= PROBLEM =
Return each line in the listing below that contains the string "labels". Case matters.

= SUPPLIED DATA =
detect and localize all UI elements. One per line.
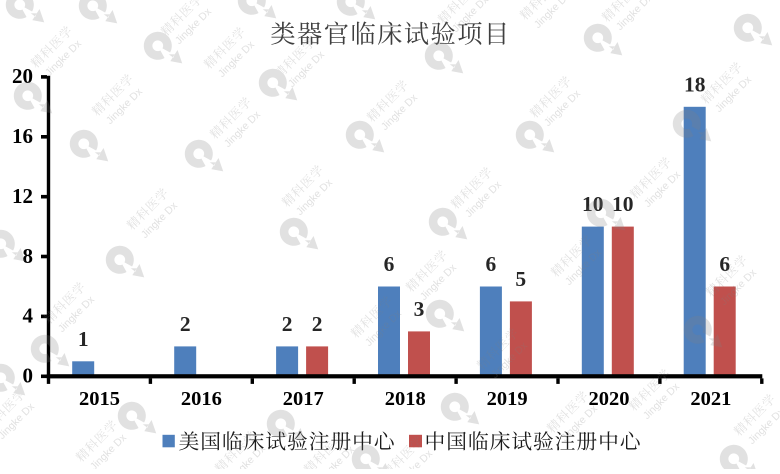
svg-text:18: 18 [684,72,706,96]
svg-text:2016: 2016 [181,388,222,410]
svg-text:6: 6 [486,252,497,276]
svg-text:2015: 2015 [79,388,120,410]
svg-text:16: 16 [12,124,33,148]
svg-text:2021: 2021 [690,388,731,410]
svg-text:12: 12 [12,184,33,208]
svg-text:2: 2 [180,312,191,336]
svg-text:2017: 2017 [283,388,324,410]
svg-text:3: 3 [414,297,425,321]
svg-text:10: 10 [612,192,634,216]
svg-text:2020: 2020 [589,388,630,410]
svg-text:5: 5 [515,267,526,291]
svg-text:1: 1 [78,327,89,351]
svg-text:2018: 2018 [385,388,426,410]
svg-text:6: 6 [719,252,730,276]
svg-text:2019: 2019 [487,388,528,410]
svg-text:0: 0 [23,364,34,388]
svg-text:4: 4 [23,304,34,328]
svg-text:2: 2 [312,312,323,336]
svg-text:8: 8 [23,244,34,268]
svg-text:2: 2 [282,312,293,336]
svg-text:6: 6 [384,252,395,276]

---

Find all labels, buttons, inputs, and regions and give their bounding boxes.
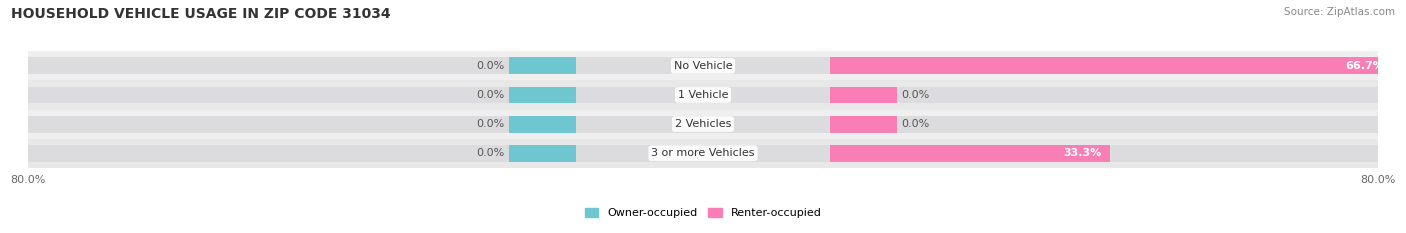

= FINISHED ANSWER =
Find all labels, buttons, inputs, and regions and give their bounding boxes.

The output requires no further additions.